■ **Written problem 1**
Copy the passage from the essay on indie publishing after the MFA word for word. Begin at the words "Erendira, a homeschool" and stop after "and the Twilight Zone.".

■ **Source**
◆ ◆ ◆ ◆ ◆ ◆ ◆

Independent publishing as a post-MFA writer doesn’t promise the commercial attention and adulation to which many emerging writers aspire. Publishing with an indie press is a deviation from the eventual expectations of what a big publisher would warrant of a writer turned author: being put through channels of approvals and daunting performance standards. Writers who succeed in this atmosphere of expectancy have a lot to lose and much to risk for the propagation of branding oneself as an author. Shedding the moniker of writer in exchange for that of author is no small feat, for the habitual noise of growing a platform of followers and fans in the social media stratosphere breeds more competition for attention, saturating the marketplace of ideas with frivolous or trivial calls for action: click, retweet, like, etc. I find myself sucked into this monster, loathing it as a necessary evil to the industry we find ourselves in. But, ironically, it only compels me and my fledgling indie press to persevere, to write outside of the box, outside of the matrix of mainstream literature, and more importantly, to get out of the pigeonhole that besets us.

2. Epiphanies after the MFA

There was a time when writers wrote alone, solitary, reclused in a cabin tucked away in the wilderness. This has no place in the psyche of a writer today. We write in coffee shops, libraries (which no longer observe silence), and hotel lobbies where the noise levels of music are abrasive to the soul.

imagesAs I recall my days as an MFA student—now 15 years in the past—I wonder what would have happened to me if I had kept a pulse on the industry, on the ever changing market of publishing, if I hadn’t kept myself tucked away for so long. Now, I am regaining traction and mining information that was not readily available during a time when a small percentage of businesses had a web presence. I don’t pull my writing from the same well I did in the MFA and because of that, I am conflicted and find it necessary to choose where I want to go with my writing, and in what direction I want our independent publishing press to go in. Fifteen years of lost time was like being struck in something unexplained, like living in an episode of the X-Files, or the Twilight Zone. I could almost hear Rod Serling monologue my confusion, my apprehensive interest in the 21st-century literary world:

Erendira, a homeschool mom, who once burned the tip of her pen over the pages of black composition notebooks now finds that 15-year interval has left her frozen in time. Mobile phones, apps, cloud computing, and Google have turned many a writer’s writing process into a convenience store ready for the taking. These technologies—we’ll soon find—give Erendira a new lease on life and the much anticipated nudge she will need to recover the drought in her quill, ushering a renaissance that can only be found here at the confluence of the 21st century and the Twilight Zone.

◆ ◆ ◆ ◆ ◆ ◆ ◆

■ **Data for this task**
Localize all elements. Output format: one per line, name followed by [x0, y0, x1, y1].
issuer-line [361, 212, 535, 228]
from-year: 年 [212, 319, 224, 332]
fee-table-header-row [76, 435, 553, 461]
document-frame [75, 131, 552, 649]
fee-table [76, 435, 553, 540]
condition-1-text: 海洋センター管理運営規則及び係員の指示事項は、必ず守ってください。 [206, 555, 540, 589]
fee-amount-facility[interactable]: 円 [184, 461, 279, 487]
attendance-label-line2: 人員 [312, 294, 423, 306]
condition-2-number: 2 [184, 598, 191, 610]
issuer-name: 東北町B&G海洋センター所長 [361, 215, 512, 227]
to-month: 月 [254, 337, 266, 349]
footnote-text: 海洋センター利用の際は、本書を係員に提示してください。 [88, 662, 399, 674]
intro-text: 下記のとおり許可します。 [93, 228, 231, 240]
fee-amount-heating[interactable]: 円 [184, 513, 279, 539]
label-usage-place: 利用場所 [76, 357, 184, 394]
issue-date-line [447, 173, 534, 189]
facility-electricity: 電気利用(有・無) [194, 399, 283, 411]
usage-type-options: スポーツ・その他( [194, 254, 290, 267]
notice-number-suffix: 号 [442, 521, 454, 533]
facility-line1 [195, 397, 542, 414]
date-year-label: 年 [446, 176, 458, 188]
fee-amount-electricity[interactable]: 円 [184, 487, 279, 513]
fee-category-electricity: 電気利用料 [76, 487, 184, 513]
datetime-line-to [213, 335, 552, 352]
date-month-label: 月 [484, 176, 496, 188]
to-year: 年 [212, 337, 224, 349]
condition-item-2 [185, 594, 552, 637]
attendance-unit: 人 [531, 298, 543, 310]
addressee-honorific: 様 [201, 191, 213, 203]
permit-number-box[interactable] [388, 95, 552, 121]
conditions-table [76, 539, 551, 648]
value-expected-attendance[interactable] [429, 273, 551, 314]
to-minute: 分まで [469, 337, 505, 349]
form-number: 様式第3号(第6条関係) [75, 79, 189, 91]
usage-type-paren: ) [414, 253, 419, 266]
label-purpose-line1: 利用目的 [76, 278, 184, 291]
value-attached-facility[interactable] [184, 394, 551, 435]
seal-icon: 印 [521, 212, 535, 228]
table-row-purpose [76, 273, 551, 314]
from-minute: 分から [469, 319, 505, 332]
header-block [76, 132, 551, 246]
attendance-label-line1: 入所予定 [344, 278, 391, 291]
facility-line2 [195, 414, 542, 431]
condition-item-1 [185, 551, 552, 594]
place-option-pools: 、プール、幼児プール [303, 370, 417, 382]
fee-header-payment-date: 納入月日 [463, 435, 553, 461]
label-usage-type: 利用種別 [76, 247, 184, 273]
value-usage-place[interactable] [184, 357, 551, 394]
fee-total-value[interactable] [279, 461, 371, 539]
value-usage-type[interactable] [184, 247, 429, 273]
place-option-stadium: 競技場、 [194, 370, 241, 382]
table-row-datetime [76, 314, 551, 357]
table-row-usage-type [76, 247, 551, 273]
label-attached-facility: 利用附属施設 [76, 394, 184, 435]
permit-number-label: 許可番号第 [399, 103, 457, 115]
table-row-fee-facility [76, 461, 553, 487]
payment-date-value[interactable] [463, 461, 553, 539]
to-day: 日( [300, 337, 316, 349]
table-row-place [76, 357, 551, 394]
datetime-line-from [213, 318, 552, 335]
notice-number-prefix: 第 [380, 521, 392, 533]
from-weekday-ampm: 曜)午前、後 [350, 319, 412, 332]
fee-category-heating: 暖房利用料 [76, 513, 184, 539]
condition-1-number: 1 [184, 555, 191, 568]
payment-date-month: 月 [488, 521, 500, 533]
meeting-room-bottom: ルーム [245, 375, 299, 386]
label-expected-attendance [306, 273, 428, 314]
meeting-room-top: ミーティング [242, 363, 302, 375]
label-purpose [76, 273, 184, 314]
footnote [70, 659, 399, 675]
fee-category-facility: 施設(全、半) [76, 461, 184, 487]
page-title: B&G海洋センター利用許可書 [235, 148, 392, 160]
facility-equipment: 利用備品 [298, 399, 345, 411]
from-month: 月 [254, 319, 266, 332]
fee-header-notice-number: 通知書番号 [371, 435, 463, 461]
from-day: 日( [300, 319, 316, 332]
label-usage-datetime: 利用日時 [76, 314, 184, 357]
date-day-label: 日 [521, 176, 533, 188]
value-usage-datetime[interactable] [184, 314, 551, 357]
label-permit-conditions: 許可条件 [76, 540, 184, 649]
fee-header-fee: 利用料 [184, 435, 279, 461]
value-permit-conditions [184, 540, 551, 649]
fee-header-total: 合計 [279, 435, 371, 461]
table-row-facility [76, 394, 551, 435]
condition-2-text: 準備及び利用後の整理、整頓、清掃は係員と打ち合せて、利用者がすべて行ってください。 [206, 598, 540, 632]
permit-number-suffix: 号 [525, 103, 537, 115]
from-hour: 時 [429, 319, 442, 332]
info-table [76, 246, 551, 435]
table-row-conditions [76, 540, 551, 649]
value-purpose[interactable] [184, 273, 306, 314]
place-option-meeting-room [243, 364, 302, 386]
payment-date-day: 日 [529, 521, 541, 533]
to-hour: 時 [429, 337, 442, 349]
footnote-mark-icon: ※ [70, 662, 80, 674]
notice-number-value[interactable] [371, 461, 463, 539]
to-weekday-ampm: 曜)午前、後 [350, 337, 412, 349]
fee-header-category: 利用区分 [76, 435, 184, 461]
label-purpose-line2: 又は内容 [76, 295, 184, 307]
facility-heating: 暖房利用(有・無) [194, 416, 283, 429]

◆ ◆ ◆ ◆ ◆ ◆ ◆

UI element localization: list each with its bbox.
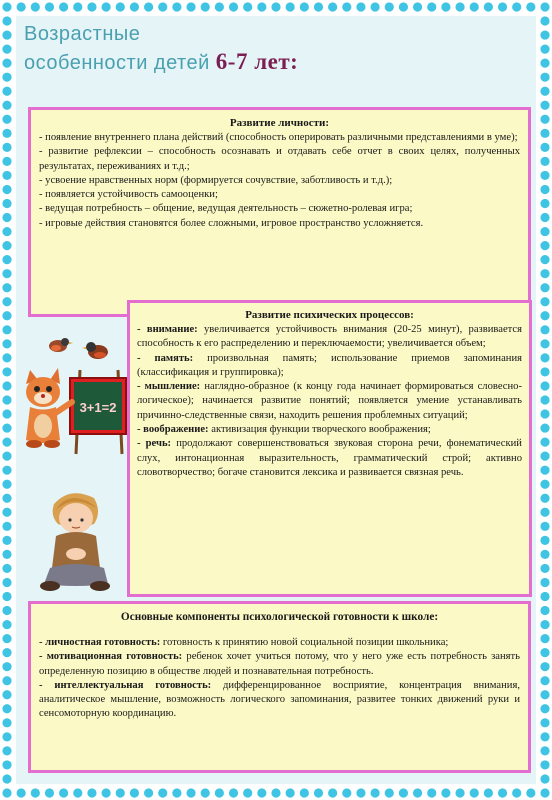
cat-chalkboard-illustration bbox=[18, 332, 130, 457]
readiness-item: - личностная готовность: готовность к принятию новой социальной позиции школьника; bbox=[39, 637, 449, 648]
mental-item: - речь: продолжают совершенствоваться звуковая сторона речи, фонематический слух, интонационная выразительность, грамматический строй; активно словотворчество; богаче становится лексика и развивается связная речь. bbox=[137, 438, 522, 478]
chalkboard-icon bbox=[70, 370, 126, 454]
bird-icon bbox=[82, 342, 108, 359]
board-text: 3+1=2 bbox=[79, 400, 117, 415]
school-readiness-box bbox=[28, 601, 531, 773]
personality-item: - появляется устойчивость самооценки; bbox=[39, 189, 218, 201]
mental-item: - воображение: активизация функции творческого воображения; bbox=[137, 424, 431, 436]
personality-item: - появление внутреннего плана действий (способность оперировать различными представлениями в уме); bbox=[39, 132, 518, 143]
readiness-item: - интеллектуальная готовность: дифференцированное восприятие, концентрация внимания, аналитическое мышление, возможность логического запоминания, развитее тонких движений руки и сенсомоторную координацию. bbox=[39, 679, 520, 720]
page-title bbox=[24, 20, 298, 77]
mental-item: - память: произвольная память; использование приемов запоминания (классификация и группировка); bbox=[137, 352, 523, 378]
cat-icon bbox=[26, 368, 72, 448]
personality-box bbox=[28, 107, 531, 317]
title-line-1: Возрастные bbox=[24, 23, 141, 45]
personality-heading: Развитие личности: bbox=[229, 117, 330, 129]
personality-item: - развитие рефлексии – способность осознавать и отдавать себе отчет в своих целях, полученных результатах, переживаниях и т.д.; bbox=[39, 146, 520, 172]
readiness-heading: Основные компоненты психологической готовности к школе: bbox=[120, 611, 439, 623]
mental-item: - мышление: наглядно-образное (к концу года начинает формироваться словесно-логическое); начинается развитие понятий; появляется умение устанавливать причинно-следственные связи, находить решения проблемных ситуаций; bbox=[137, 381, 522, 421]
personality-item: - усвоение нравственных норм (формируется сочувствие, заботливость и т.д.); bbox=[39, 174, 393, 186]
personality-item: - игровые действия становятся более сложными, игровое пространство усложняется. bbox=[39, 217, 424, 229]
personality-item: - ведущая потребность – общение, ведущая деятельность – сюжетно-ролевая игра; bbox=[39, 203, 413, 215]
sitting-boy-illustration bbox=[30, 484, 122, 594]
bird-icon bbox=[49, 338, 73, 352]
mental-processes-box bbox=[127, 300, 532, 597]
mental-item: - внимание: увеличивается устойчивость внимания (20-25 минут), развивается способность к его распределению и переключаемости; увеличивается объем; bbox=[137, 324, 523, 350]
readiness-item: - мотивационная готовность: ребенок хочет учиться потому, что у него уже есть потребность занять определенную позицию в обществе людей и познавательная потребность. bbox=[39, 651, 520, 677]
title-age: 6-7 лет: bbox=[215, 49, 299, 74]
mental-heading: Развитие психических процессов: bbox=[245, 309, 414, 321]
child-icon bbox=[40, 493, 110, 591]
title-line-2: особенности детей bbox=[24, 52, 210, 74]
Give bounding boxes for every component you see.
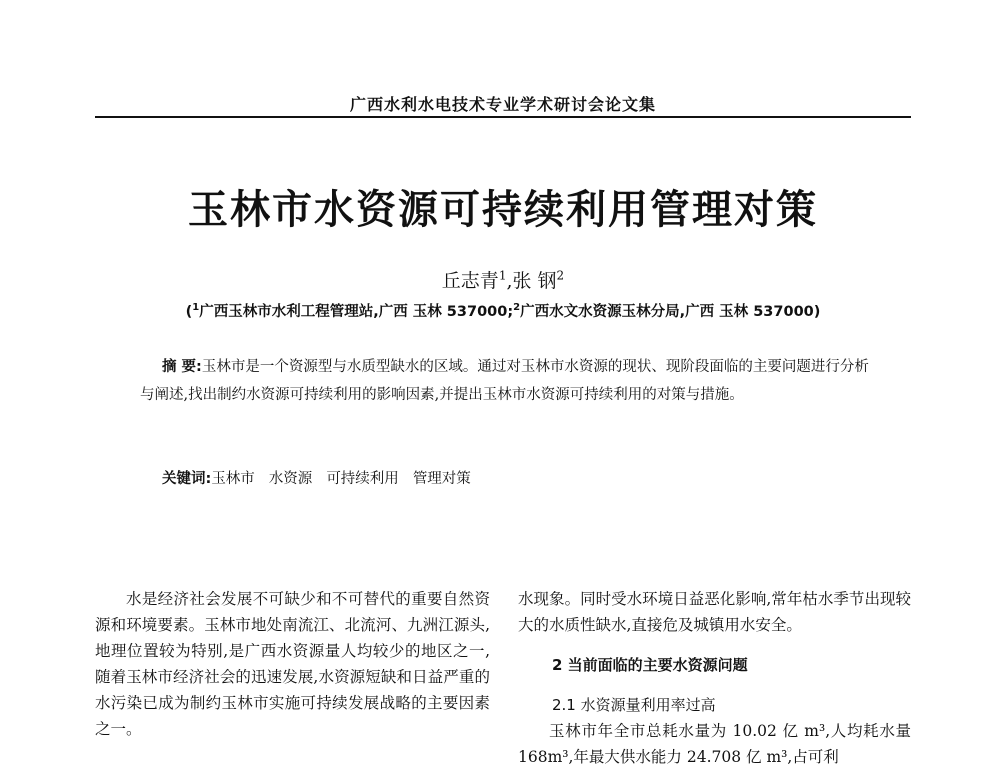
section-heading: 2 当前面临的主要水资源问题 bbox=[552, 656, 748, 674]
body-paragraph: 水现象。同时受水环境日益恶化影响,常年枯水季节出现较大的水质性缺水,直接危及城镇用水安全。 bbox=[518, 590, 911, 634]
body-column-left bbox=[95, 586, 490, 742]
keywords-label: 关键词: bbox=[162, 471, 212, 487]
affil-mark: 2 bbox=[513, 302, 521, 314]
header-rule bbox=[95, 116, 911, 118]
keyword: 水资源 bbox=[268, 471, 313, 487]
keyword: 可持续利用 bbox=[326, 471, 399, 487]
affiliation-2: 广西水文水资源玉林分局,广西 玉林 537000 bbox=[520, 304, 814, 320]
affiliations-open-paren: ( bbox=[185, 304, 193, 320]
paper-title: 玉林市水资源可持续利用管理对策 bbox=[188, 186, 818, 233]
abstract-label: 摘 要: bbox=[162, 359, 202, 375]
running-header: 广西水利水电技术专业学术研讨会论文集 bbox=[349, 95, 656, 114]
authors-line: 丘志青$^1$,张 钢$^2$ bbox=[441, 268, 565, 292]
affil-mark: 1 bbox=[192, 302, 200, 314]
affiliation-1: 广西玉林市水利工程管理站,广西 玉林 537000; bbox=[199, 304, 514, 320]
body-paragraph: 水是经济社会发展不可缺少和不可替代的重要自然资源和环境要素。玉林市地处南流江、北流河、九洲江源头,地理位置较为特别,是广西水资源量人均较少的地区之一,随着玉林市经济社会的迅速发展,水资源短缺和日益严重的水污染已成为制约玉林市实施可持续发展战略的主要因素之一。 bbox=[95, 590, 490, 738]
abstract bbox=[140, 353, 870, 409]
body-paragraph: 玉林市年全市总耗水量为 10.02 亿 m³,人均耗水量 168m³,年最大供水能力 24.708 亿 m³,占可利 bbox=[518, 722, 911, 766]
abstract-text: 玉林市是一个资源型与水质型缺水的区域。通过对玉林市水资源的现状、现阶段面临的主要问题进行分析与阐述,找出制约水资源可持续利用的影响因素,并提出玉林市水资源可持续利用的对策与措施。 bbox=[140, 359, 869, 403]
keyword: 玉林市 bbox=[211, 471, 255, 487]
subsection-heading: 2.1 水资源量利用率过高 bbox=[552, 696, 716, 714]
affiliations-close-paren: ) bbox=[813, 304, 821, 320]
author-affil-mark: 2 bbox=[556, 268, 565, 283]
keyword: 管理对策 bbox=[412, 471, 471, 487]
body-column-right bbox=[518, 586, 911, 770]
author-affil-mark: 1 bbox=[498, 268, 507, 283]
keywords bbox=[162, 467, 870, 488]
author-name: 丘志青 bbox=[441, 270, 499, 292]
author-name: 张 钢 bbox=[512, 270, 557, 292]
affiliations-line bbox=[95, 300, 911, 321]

◆ ◆ ◆ ◆ ◆ ◆ ◆

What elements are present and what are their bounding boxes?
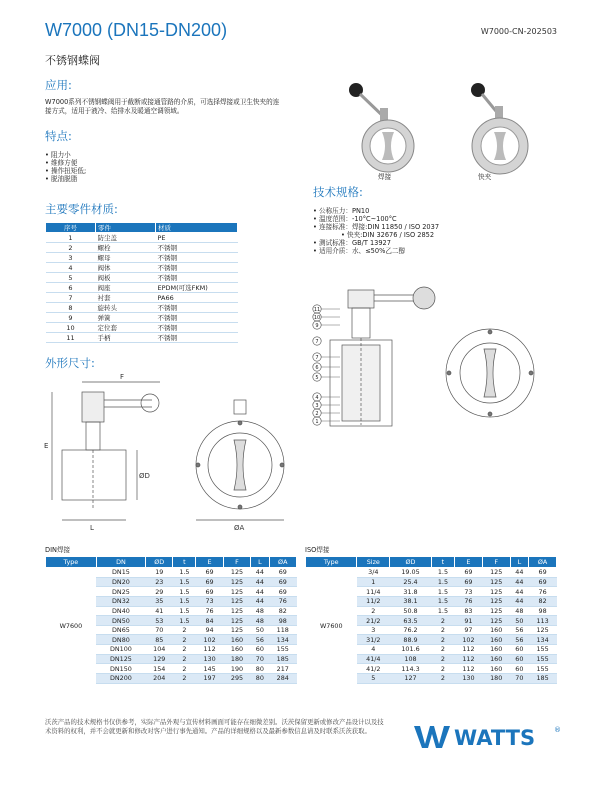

◆ ◆ ◆ ◆ ◆ ◆ ◆

■ **Written problem 2**
In the records, write out only the lines from the one containing "UI element localization: list" through the one containing "readiness-heading: Основные компоненты", with "personality-item" changed to "personal-trait-item" and nothing else altered. Omit the pictures.

■ **Worked answer 1**
Erendira, a homeschool mom, who once burned the tip of her pen over the pages of black composition notebooks now finds that 15-year interval has left her frozen in time. Mobile phones, apps, cloud computing, and Google have turned many a writer’s writing process into a convenience store ready for the taking. These technologies—we’ll soon find—give Erendira a new lease on life and the much anticipated nudge she will need to recover the drought in her quill, ushering a renaissance that can only be found here at the confluence of the 21st century and the Twilight Zone.

■ **Worked answer 2**
UI element localization: list each with its bbox.
cat-chalkboard-illustration bbox=[18, 332, 130, 457]
readiness-item: - личностная готовность: готовность к принятию новой социальной позиции школьника; bbox=[39, 637, 449, 648]
mental-item: - речь: продолжают совершенствоваться звуковая сторона речи, фонематический слух, интонационная выразительность, грамматический строй; активно словотворчество; богаче становится лексика и развивается связная речь. bbox=[137, 438, 522, 478]
chalkboard-icon bbox=[70, 370, 126, 454]
bird-icon bbox=[82, 342, 108, 359]
board-text: 3+1=2 bbox=[79, 400, 117, 415]
school-readiness-box bbox=[28, 601, 531, 773]
personal-trait-item: - появляется устойчивость самооценки; bbox=[39, 189, 218, 201]
mental-item: - воображение: активизация функции творческого воображения; bbox=[137, 424, 431, 436]
personal-trait-item: - появление внутреннего плана действий (способность оперировать различными представлениями в уме); bbox=[39, 132, 518, 143]
readiness-item: - интеллектуальная готовность: дифференцированное восприятие, концентрация внимания, аналитическое мышление, возможность логического запоминания, развитее тонких движений руки и сенсомоторную координацию. bbox=[39, 679, 520, 720]
page-title bbox=[24, 20, 298, 77]
mental-item: - память: произвольная память; использование приемов запоминания (классификация и группировка); bbox=[137, 352, 523, 378]
cat-icon bbox=[26, 368, 72, 448]
personality-box bbox=[28, 107, 531, 317]
title-line-1: Возрастные bbox=[24, 23, 141, 45]
personality-heading: Развитие личности: bbox=[229, 117, 330, 129]
personal-trait-item: - развитие рефлексии – способность осознавать и отдавать себе отчет в своих целях, полученных результатах, переживаниях и т.д.; bbox=[39, 146, 520, 172]
readiness-heading: Основные компоненты психологической готовности к школе: bbox=[120, 611, 439, 623]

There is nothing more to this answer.